◆ Task input:
=====

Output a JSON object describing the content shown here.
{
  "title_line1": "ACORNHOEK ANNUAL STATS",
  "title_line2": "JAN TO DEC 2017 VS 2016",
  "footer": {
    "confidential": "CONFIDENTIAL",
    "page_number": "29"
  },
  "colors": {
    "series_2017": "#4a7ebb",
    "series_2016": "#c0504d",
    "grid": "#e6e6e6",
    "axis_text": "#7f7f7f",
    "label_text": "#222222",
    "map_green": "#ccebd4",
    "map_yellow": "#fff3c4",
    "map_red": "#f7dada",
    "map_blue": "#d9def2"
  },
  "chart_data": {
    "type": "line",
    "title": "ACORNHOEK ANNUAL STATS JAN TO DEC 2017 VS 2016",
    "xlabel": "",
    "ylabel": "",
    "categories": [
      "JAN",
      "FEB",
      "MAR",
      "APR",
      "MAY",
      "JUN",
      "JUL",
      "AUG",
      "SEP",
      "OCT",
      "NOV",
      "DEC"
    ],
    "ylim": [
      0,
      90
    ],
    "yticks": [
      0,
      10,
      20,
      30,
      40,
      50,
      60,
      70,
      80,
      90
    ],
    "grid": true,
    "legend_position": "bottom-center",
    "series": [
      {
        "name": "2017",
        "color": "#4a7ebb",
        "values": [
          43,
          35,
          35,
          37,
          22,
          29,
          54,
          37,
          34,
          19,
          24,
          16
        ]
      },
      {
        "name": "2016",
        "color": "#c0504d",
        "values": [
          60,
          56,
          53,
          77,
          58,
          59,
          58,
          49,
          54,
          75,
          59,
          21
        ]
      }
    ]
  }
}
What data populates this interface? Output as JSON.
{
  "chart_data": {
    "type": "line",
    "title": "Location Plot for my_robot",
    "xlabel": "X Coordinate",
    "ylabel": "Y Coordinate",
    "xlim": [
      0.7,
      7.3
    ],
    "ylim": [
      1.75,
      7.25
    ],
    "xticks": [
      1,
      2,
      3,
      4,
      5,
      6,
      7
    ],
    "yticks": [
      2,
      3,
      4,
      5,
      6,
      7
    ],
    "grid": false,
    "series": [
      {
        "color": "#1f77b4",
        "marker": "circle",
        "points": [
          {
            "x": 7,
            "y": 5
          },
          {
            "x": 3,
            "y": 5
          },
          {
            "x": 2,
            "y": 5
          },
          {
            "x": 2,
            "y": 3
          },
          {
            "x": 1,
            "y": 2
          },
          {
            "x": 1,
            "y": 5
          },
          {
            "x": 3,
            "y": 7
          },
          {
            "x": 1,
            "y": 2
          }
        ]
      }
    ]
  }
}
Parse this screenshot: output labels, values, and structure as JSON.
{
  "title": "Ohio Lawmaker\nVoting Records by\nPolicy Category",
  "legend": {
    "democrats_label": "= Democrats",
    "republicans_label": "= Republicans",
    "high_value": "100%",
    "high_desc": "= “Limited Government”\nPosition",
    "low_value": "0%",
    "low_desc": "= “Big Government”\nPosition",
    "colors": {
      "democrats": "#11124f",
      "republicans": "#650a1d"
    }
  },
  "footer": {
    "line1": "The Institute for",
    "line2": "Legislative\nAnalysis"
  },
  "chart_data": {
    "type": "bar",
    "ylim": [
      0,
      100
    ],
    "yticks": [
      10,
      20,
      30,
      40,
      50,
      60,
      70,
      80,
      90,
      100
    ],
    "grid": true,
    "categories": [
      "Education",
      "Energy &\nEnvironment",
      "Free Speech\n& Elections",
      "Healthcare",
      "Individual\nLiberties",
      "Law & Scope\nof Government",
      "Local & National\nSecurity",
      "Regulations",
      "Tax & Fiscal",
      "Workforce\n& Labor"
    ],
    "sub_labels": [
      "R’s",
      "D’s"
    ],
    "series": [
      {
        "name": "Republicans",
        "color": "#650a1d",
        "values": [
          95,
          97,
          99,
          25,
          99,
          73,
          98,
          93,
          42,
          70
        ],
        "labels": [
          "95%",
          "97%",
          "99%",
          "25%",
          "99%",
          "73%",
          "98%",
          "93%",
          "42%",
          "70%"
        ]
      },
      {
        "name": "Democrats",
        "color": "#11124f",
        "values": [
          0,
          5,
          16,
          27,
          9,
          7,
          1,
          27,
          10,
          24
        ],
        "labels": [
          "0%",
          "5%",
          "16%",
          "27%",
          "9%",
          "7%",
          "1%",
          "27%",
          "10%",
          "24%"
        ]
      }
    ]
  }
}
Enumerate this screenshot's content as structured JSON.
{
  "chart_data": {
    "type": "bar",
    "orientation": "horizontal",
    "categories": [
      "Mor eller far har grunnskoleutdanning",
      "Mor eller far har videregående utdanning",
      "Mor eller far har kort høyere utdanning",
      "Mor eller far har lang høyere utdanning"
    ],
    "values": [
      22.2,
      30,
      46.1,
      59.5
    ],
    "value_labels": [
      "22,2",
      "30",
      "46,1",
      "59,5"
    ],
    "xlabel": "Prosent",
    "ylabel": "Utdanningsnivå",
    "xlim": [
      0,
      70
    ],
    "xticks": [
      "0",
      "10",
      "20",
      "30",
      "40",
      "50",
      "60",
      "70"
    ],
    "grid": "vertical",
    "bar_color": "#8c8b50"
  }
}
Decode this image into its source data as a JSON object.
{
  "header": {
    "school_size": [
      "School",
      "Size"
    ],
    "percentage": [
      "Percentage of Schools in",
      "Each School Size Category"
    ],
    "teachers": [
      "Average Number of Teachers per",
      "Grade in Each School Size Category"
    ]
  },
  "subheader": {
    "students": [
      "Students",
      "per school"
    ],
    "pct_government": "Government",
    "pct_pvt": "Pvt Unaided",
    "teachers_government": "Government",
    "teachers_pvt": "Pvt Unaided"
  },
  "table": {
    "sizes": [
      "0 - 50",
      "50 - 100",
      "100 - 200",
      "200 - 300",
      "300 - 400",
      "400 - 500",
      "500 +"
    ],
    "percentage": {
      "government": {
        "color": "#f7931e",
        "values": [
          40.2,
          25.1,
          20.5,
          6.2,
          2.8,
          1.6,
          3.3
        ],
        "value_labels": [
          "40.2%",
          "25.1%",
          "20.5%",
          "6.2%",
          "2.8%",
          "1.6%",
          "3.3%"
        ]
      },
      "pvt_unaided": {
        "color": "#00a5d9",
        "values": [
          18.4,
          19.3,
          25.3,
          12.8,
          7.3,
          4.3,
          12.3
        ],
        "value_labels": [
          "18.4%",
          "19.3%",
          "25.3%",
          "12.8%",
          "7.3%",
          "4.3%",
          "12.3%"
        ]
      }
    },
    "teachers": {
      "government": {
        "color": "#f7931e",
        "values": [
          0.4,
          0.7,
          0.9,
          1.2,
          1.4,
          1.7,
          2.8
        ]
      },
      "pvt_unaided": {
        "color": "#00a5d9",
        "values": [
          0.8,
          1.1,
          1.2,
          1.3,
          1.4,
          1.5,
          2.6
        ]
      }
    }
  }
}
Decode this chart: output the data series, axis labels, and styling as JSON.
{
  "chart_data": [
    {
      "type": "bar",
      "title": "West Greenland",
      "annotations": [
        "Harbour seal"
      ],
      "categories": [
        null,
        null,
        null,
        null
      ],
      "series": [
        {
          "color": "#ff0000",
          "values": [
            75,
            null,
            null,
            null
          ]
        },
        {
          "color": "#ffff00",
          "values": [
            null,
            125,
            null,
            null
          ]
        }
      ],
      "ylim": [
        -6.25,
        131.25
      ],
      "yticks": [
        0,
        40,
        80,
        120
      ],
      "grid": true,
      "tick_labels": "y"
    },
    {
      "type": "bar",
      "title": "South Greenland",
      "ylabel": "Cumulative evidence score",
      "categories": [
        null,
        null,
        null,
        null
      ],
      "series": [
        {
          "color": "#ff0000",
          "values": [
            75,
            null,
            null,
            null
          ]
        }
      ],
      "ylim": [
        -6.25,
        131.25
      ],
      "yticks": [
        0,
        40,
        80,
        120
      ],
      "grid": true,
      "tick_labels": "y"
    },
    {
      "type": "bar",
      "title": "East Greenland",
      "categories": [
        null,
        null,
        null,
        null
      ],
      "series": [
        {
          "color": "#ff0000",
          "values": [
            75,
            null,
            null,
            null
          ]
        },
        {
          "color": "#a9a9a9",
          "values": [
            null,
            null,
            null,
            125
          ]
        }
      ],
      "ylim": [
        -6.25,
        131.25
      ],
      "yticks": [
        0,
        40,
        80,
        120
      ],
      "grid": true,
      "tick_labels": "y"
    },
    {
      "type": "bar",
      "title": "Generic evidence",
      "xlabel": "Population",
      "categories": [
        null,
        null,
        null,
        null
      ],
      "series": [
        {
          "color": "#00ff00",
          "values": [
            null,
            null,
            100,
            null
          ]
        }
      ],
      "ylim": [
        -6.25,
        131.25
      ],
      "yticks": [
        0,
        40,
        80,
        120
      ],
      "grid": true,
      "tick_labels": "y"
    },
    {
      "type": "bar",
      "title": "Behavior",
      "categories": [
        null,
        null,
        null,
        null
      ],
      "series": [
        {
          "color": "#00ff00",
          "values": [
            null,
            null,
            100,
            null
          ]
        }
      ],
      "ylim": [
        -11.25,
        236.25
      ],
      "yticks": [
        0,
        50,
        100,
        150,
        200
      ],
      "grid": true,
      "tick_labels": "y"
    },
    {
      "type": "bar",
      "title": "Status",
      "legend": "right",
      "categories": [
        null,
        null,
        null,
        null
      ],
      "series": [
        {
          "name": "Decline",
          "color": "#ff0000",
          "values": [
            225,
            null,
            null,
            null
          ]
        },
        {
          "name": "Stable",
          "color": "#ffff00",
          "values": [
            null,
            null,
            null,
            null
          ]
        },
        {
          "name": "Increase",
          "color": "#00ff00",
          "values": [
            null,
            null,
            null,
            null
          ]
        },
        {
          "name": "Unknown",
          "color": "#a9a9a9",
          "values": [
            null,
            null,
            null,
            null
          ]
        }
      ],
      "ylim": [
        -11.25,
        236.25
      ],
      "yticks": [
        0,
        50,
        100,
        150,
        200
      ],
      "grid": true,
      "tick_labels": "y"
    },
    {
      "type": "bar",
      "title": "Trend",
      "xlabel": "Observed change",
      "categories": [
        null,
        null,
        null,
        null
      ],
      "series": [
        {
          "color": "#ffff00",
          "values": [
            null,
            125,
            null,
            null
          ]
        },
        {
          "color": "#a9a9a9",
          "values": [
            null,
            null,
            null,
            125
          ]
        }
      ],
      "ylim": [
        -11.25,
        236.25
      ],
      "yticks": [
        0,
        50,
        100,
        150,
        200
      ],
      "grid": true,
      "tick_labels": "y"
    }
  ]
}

=====

Write out every line of the listing that holds the word "content".

Output a JSON object describing the content shown here.
Enumerate this screenshot's content as structured JSON.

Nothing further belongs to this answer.